- WHAT IS EXPECTED:
Omitting all pictures, copy word for word the lines from the line containing "Extract all readable text from this page." through the final line of the entries.

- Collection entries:
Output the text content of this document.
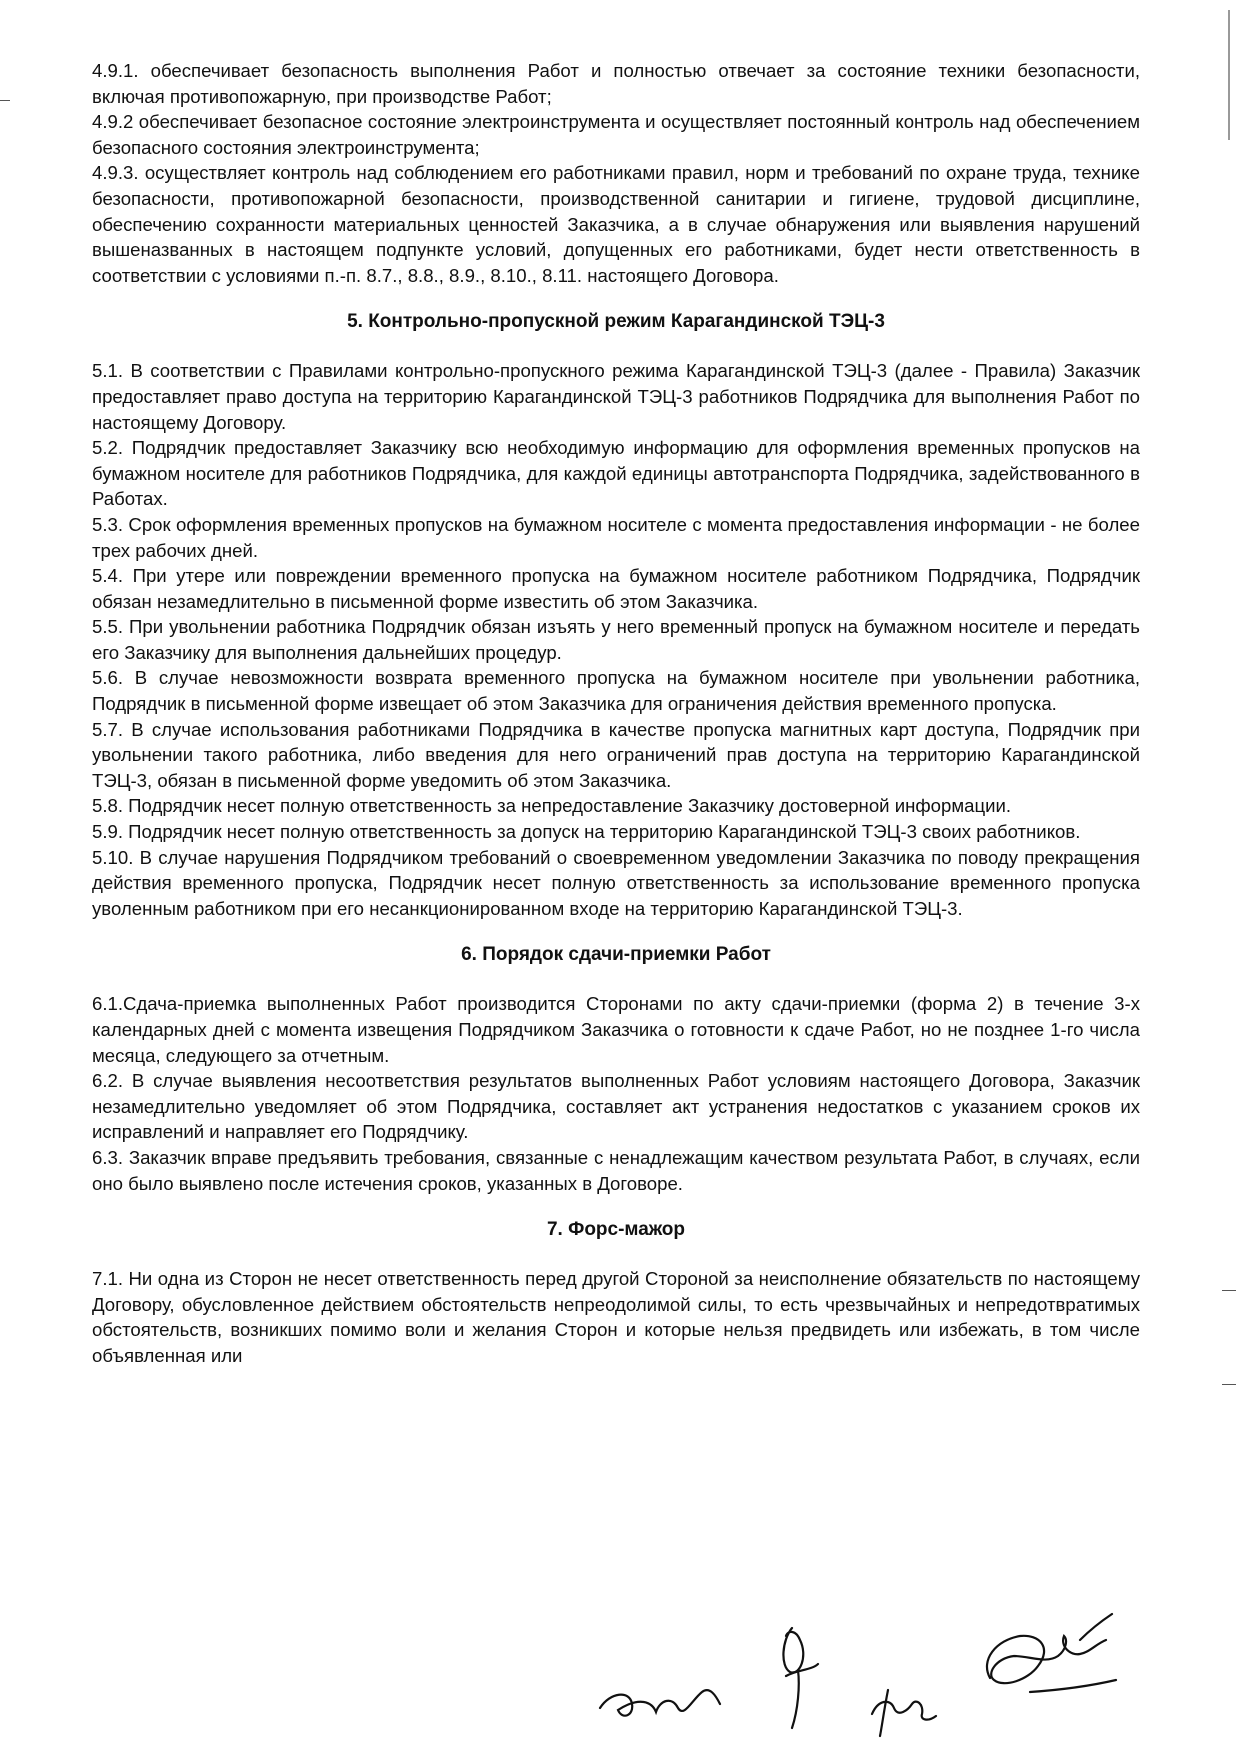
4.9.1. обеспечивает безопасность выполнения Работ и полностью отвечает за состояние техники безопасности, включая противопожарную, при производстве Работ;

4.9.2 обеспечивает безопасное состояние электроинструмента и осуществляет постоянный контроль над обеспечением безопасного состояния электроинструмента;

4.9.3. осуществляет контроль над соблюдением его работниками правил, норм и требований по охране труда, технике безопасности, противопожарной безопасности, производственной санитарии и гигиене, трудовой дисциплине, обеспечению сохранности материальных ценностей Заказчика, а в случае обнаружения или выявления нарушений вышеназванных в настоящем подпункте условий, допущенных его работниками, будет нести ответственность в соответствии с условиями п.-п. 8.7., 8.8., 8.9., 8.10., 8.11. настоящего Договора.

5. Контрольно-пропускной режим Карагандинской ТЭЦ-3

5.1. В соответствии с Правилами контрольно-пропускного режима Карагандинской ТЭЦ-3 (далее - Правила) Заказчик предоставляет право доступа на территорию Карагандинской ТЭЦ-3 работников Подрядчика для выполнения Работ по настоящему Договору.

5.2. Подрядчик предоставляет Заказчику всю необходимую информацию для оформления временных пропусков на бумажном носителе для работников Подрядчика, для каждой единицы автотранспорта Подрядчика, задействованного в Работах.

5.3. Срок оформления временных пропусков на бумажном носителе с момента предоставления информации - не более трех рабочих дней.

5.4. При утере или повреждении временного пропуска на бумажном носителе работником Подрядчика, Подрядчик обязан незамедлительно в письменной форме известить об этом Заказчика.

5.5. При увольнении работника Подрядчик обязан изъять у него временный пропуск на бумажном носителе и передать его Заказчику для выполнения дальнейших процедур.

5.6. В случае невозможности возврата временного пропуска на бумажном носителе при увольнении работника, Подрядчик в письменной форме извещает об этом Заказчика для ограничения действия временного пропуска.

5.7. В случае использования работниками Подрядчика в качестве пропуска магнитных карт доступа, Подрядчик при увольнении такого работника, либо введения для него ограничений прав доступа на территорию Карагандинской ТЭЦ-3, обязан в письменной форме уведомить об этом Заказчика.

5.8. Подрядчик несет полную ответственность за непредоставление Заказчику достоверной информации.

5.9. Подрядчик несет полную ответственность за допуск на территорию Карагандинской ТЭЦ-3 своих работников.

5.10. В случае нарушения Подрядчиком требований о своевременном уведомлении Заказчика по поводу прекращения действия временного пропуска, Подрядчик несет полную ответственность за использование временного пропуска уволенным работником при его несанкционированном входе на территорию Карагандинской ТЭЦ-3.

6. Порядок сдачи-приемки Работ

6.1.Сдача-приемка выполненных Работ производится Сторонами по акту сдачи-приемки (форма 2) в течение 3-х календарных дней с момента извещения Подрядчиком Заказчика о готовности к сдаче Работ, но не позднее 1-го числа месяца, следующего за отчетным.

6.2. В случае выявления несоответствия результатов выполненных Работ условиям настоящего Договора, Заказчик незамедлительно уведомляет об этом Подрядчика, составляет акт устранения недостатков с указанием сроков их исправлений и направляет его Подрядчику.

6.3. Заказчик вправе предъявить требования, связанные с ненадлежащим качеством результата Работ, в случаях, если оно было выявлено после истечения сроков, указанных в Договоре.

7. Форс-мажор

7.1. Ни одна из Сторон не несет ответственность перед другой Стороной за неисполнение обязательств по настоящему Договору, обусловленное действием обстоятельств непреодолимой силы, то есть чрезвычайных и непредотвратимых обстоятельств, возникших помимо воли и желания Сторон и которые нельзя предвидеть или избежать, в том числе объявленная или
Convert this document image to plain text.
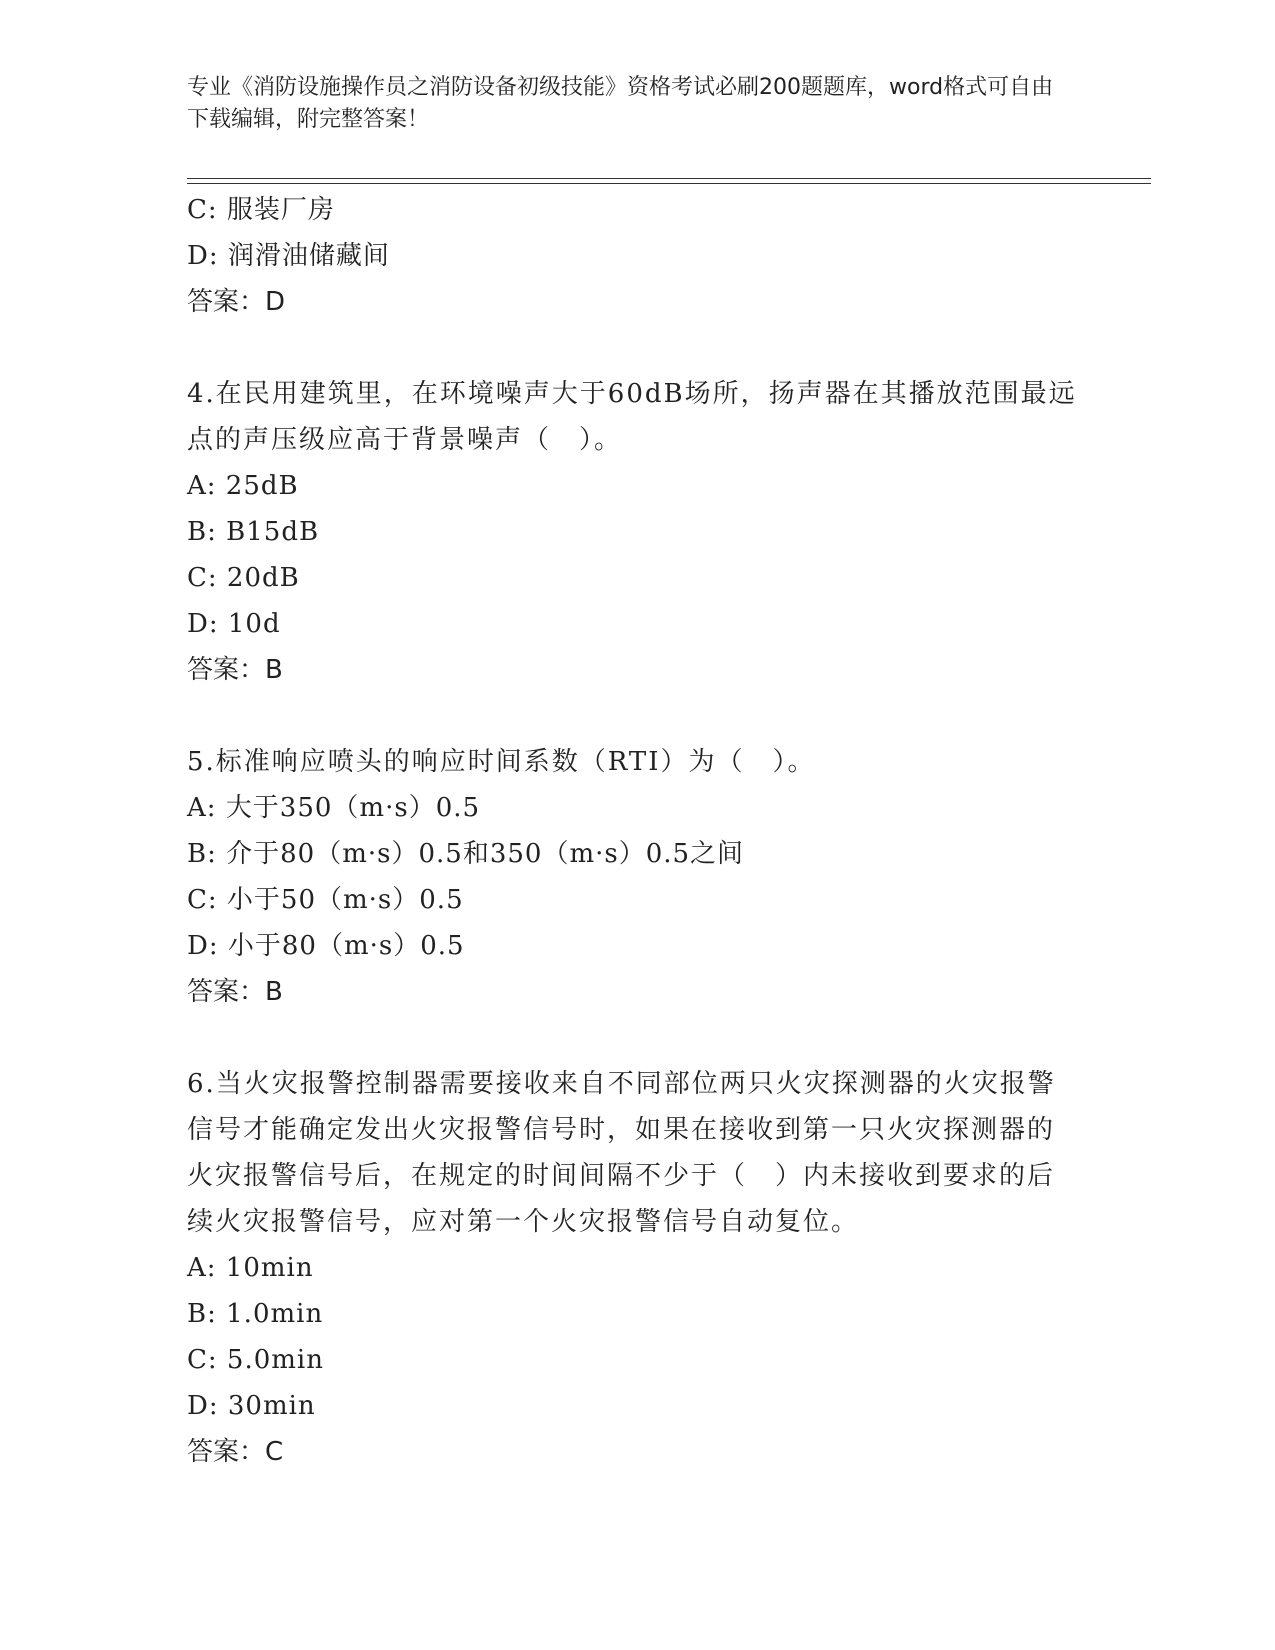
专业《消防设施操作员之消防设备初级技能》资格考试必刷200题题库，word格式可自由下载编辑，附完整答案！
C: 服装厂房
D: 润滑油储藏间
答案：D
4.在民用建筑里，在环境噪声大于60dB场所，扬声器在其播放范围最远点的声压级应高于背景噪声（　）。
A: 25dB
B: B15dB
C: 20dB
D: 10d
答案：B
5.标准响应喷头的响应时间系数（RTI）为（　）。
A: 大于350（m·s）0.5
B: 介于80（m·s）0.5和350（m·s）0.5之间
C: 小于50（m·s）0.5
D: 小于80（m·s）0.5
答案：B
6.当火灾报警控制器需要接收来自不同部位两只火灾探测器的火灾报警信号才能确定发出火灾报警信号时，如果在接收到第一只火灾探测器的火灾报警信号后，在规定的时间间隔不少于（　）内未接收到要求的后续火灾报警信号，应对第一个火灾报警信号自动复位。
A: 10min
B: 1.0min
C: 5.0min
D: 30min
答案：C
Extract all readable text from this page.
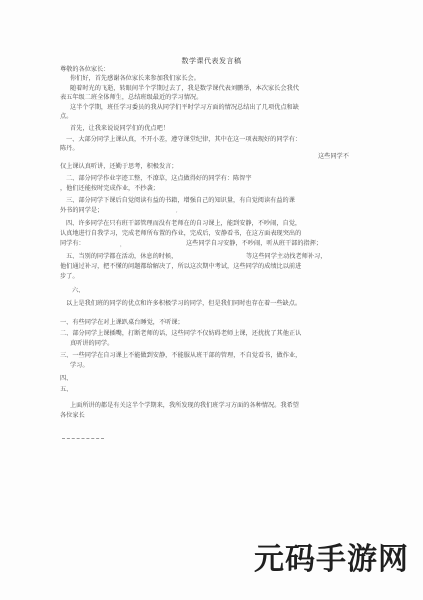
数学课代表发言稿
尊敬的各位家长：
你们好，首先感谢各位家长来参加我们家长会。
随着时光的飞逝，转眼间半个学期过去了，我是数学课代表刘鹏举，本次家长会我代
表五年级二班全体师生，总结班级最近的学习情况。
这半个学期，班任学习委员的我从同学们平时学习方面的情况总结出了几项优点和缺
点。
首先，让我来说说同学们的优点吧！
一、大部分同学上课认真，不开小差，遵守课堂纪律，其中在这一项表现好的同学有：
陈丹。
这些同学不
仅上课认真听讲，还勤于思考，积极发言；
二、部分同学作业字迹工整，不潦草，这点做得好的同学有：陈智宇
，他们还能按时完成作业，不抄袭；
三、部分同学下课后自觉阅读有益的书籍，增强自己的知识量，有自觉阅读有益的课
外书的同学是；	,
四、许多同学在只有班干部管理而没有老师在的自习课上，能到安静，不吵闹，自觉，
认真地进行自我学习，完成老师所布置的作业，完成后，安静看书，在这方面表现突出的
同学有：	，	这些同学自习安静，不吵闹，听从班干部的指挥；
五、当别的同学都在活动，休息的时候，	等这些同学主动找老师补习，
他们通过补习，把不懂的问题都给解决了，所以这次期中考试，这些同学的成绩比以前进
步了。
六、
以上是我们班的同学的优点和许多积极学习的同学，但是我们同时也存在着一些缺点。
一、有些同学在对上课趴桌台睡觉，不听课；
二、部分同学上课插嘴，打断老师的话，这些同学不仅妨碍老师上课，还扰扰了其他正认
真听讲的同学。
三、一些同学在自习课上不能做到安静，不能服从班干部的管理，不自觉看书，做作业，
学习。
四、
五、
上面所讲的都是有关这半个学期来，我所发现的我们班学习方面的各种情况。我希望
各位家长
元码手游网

- THE ANSWER:
Extract all readable text from this page.
数学课代表发言稿
尊敬的各位家长：
你们好，首先感谢各位家长来参加我们家长会。
随着时光的飞逝，转眼间半个学期过去了，我是数学课代表刘鹏举，本次家长会我代
表五年级二班全体师生，总结班级最近的学习情况。
这半个学期，班任学习委员的我从同学们平时学习方面的情况总结出了几项优点和缺
点。
首先，让我来说说同学们的优点吧！
一、大部分同学上课认真，不开小差，遵守课堂纪律，其中在这一项表现好的同学有：
陈丹。
这些同学不
仅上课认真听讲，还勤于思考，积极发言；
二、部分同学作业字迹工整，不潦草，这点做得好的同学有：陈智宇
，他们还能按时完成作业，不抄袭；
三、部分同学下课后自觉阅读有益的书籍，增强自己的知识量，有自觉阅读有益的课
外书的同学是；	,
四、许多同学在只有班干部管理而没有老师在的自习课上，能到安静，不吵闹，自觉，
认真地进行自我学习，完成老师所布置的作业，完成后，安静看书，在这方面表现突出的
同学有：	，	这些同学自习安静，不吵闹，听从班干部的指挥；
五、当别的同学都在活动，休息的时候，	等这些同学主动找老师补习，
他们通过补习，把不懂的问题都给解决了，所以这次期中考试，这些同学的成绩比以前进
步了。
六、
以上是我们班的同学的优点和许多积极学习的同学，但是我们同时也存在着一些缺点。
一、有些同学在对上课趴桌台睡觉，不听课；
二、部分同学上课插嘴，打断老师的话，这些同学不仅妨碍老师上课，还扰扰了其他正认
真听讲的同学。
三、一些同学在自习课上不能做到安静，不能服从班干部的管理，不自觉看书，做作业，
学习。
四、
五、
上面所讲的都是有关这半个学期来，我所发现的我们班学习方面的各种情况。我希望
各位家长
元码手游网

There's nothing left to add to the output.